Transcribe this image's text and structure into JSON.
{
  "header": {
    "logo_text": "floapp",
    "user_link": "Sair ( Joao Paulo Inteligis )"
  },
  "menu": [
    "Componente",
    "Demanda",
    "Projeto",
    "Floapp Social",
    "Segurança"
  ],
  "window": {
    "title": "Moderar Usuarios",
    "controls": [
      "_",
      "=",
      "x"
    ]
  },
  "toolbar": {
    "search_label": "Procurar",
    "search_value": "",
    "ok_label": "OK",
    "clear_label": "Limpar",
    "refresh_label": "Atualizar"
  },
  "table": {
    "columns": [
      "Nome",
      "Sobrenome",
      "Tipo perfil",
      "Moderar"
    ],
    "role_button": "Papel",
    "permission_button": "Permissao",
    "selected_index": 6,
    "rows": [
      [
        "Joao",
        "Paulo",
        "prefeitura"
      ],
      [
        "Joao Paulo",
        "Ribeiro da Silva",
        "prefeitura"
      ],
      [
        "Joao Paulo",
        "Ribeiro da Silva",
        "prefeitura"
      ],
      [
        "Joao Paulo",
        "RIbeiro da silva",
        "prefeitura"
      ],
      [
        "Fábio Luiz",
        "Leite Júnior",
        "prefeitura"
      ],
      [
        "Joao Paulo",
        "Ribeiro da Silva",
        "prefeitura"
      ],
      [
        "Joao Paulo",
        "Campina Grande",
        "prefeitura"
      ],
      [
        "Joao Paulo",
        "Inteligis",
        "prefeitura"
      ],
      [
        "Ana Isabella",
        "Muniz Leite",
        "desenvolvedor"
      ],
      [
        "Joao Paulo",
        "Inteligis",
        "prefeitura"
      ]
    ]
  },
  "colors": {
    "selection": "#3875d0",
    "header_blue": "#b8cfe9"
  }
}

----

Directive:
Retype all the records, matching them exactly.

Reply:
Transcribe this image's text and structure into JSON.
{
  "header": {
    "logo_text": "floapp",
    "user_link": "Sair ( Joao Paulo Inteligis )"
  },
  "menu": [
    "Componente",
    "Demanda",
    "Projeto",
    "Floapp Social",
    "Segurança"
  ],
  "window": {
    "title": "Moderar Usuarios",
    "controls": [
      "_",
      "=",
      "x"
    ]
  },
  "toolbar": {
    "search_label": "Procurar",
    "search_value": "",
    "ok_label": "OK",
    "clear_label": "Limpar",
    "refresh_label": "Atualizar"
  },
  "table": {
    "columns": [
      "Nome",
      "Sobrenome",
      "Tipo perfil",
      "Moderar"
    ],
    "role_button": "Papel",
    "permission_button": "Permissao",
    "selected_index": 6,
    "rows": [
      [
        "Joao",
        "Paulo",
        "prefeitura"
      ],
      [
        "Joao Paulo",
        "Ribeiro da Silva",
        "prefeitura"
      ],
      [
        "Joao Paulo",
        "Ribeiro da Silva",
        "prefeitura"
      ],
      [
        "Joao Paulo",
        "RIbeiro da silva",
        "prefeitura"
      ],
      [
        "Fábio Luiz",
        "Leite Júnior",
        "prefeitura"
      ],
      [
        "Joao Paulo",
        "Ribeiro da Silva",
        "prefeitura"
      ],
      [
        "Joao Paulo",
        "Campina Grande",
        "prefeitura"
      ],
      [
        "Joao Paulo",
        "Inteligis",
        "prefeitura"
      ],
      [
        "Ana Isabella",
        "Muniz Leite",
        "desenvolvedor"
      ],
      [
        "Joao Paulo",
        "Inteligis",
        "prefeitura"
      ]
    ]
  },
  "colors": {
    "selection": "#3875d0",
    "header_blue": "#b8cfe9"
  }
}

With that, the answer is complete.